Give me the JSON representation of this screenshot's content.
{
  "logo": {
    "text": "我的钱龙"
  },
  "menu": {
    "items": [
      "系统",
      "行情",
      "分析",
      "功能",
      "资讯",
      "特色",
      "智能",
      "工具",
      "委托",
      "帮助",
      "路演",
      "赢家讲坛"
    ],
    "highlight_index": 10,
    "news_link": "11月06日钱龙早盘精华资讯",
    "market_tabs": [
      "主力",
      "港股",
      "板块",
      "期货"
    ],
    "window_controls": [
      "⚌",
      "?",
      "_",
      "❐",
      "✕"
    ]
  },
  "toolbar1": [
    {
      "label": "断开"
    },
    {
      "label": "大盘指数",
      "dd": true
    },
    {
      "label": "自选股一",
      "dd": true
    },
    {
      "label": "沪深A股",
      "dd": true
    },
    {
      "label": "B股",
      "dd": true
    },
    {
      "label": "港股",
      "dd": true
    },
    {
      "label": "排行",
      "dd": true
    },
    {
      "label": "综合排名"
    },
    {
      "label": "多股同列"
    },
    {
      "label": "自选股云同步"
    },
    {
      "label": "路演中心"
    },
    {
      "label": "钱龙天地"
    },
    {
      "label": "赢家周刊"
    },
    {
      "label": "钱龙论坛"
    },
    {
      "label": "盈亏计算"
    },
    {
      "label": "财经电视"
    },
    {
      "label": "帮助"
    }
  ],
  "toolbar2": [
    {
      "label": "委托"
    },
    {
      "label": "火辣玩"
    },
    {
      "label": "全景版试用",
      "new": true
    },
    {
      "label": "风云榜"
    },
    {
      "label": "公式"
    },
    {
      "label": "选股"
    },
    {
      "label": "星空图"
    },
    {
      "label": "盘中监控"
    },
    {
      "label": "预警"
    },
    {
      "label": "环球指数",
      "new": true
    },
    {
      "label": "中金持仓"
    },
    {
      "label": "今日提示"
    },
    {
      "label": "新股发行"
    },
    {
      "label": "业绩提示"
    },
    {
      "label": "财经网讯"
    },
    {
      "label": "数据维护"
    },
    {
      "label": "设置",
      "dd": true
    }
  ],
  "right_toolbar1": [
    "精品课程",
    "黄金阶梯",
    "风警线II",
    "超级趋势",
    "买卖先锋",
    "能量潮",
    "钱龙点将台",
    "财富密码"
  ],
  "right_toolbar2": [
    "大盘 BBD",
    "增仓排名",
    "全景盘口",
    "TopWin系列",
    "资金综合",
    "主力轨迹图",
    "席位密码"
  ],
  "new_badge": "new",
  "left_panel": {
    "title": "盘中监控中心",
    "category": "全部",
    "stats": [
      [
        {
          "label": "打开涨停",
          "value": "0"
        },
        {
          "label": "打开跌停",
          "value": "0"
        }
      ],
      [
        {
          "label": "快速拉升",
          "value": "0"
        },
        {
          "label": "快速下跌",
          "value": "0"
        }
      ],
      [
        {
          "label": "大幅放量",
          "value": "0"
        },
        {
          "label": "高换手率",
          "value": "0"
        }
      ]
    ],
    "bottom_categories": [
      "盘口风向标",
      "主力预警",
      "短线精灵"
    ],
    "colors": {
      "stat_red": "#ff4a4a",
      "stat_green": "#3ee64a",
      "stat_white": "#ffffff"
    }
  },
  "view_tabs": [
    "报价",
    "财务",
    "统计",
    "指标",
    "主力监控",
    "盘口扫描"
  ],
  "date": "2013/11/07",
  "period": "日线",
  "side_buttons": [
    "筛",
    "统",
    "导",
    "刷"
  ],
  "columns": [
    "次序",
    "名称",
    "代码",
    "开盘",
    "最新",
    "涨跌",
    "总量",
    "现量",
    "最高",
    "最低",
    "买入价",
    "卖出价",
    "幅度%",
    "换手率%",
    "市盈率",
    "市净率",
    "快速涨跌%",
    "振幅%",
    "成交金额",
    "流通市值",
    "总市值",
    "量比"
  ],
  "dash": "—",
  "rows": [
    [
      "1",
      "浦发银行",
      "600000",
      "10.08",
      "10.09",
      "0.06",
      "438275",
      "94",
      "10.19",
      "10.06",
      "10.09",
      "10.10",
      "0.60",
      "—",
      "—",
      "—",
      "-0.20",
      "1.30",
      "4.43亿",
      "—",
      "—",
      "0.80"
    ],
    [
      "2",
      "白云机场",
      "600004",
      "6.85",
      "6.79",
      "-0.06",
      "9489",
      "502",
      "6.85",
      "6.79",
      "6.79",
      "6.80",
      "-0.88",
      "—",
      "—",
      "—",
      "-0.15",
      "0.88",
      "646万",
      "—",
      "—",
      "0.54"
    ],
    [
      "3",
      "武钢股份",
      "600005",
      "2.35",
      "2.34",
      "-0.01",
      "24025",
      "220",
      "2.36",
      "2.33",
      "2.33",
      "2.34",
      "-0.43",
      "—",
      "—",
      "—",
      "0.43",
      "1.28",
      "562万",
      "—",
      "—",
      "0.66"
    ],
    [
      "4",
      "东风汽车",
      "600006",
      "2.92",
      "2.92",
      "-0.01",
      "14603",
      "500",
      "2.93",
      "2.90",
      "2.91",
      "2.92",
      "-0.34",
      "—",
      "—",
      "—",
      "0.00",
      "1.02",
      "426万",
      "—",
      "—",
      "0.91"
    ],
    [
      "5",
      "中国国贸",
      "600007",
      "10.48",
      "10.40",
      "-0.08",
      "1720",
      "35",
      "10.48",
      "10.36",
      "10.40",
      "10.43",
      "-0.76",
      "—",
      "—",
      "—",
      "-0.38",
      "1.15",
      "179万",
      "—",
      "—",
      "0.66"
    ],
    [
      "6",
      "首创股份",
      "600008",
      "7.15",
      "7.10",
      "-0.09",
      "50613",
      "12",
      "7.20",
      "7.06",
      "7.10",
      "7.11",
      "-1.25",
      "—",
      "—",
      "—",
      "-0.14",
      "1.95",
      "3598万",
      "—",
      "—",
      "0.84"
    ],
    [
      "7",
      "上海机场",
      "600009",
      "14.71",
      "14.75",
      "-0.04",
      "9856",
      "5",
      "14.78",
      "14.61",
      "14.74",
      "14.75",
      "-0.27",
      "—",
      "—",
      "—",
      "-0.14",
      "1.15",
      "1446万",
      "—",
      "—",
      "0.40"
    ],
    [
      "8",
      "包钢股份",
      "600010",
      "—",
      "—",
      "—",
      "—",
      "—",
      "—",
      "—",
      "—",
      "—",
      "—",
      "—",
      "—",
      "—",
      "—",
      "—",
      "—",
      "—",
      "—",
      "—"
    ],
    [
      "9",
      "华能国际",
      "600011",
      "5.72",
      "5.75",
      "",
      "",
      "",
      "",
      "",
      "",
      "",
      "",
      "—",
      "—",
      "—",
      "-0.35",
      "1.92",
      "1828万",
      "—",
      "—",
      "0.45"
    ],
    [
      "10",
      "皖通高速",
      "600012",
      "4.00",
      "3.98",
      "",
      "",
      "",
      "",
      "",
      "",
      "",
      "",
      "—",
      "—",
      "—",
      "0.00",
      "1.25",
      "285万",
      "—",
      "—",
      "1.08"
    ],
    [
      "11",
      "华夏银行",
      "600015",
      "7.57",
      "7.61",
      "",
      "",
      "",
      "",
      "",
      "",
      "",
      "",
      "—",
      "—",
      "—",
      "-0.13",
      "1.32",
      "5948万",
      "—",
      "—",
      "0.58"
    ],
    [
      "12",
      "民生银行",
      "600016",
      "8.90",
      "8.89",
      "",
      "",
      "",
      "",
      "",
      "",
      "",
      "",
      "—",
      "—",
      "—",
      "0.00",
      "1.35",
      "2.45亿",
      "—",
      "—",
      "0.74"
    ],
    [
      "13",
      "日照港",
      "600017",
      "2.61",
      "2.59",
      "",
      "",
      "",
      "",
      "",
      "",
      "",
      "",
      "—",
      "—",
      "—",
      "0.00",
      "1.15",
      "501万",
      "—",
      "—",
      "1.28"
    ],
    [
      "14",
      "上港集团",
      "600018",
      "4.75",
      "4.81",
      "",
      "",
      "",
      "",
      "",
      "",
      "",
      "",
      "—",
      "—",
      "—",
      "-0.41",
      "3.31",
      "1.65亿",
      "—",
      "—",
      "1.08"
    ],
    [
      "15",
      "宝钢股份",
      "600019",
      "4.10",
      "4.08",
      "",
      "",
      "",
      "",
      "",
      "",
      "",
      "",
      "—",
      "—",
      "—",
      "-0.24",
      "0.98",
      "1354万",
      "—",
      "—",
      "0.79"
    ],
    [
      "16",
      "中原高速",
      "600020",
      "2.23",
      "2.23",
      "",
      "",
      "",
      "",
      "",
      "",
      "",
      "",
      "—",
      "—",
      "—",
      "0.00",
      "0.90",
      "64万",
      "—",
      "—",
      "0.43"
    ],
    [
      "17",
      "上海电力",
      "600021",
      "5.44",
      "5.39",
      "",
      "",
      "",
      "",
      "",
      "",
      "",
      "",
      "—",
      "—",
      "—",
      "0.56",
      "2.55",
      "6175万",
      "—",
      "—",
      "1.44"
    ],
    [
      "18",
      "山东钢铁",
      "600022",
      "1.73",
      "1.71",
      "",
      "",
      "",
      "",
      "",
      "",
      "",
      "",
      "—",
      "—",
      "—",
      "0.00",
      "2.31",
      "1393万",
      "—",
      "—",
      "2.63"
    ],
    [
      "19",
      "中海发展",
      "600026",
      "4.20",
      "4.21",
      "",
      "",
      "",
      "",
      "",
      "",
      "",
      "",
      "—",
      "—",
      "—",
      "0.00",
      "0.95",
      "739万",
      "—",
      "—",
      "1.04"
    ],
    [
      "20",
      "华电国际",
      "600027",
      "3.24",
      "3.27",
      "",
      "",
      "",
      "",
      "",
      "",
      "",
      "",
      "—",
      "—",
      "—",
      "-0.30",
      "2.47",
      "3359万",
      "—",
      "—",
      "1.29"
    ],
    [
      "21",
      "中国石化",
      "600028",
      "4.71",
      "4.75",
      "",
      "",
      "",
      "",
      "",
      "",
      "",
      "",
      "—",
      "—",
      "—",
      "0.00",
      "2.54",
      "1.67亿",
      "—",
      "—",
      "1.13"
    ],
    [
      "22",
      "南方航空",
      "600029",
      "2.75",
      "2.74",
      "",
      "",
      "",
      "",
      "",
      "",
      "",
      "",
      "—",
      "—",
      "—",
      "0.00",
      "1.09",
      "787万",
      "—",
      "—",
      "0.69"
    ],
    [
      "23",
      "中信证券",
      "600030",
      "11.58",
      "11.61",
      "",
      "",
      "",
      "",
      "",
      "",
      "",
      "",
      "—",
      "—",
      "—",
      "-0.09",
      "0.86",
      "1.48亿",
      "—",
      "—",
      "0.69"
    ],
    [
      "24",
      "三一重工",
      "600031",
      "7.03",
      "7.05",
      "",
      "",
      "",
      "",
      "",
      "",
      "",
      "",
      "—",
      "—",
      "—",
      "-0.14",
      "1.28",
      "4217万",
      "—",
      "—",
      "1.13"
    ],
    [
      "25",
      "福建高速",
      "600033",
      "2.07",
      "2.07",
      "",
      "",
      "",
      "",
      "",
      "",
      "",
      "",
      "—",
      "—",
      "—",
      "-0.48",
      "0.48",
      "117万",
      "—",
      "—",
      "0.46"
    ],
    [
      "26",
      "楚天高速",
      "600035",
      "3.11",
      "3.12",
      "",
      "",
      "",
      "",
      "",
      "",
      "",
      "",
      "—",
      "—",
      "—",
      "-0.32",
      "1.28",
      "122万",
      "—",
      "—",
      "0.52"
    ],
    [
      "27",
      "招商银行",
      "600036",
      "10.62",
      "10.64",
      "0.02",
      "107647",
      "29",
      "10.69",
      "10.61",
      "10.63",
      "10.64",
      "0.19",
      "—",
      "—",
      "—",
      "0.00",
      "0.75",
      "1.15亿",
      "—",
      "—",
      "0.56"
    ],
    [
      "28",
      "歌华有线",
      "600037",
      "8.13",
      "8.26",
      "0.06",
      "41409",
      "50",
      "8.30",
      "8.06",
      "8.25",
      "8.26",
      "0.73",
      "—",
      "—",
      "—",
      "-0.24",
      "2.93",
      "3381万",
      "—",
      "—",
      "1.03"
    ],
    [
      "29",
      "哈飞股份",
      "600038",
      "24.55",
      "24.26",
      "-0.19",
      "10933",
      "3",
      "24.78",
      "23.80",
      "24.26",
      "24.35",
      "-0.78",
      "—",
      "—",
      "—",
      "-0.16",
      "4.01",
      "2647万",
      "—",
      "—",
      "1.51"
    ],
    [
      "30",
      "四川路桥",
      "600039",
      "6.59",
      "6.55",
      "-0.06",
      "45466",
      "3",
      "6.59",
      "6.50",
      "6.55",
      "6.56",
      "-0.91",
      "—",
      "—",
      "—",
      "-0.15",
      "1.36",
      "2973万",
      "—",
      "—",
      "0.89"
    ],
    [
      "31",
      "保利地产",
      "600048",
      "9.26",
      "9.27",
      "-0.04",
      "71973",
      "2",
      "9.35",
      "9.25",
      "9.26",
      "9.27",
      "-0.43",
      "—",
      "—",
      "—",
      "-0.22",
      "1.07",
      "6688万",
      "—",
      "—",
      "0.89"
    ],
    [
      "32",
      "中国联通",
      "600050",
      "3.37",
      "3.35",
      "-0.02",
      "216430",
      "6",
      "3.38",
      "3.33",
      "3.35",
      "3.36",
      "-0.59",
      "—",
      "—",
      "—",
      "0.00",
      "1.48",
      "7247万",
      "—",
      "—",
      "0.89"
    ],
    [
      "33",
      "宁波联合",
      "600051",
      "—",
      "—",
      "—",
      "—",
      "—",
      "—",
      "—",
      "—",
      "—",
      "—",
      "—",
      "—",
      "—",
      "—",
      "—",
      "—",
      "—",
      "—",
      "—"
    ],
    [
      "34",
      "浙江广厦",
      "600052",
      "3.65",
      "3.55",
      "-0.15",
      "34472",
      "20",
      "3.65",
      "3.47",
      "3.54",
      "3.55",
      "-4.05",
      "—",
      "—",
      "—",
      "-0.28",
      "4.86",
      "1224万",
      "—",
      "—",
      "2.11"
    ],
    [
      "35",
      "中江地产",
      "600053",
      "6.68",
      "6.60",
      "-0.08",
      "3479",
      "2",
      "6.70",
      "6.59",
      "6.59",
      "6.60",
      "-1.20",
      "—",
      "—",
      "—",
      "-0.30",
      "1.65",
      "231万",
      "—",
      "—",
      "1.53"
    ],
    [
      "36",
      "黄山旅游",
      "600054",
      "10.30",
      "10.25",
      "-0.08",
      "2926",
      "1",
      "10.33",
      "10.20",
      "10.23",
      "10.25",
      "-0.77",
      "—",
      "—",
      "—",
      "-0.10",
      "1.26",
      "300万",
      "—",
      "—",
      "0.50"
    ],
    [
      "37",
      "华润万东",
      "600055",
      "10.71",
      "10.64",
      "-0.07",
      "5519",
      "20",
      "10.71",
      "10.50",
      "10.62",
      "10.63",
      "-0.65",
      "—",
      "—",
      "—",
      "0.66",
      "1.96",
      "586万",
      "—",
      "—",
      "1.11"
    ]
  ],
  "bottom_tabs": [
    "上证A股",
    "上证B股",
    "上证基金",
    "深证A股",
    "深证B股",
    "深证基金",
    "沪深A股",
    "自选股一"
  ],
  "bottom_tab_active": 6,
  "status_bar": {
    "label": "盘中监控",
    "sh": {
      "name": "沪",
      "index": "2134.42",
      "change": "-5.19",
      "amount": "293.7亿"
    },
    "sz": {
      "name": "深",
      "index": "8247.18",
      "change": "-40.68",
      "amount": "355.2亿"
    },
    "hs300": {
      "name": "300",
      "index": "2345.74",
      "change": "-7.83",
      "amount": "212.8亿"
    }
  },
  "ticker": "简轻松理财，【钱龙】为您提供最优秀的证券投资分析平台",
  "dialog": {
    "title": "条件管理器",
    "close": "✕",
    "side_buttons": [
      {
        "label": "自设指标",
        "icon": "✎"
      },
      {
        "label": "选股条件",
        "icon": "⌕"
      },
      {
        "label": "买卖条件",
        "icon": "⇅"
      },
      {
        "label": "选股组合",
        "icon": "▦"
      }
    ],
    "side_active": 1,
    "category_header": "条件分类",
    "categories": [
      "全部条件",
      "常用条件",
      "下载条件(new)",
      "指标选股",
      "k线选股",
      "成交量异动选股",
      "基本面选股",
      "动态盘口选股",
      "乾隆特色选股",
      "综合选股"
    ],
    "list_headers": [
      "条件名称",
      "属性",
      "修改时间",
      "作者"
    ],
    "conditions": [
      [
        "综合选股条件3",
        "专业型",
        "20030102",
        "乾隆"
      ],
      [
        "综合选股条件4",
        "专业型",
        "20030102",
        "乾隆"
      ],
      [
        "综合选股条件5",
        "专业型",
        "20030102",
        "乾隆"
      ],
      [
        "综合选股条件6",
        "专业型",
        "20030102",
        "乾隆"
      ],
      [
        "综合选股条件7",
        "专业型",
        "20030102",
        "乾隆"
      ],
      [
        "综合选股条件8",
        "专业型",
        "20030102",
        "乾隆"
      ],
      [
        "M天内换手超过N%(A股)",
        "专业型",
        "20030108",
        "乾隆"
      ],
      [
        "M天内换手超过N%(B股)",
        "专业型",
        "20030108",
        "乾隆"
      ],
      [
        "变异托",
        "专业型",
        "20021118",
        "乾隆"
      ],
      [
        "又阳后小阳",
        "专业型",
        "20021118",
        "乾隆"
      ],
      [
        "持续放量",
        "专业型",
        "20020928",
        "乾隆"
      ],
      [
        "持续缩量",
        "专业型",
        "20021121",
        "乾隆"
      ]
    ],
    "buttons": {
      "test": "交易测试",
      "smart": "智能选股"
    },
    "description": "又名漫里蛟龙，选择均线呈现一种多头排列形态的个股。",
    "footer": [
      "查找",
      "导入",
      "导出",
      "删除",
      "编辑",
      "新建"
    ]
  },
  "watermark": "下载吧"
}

### DESCRIPTION OF THE TASK
Find every line that has "amount" in it, then return those lines.

### EXERCISE RESULT
      "amount": "293.7亿"
      "amount": "355.2亿"
      "amount": "212.8亿"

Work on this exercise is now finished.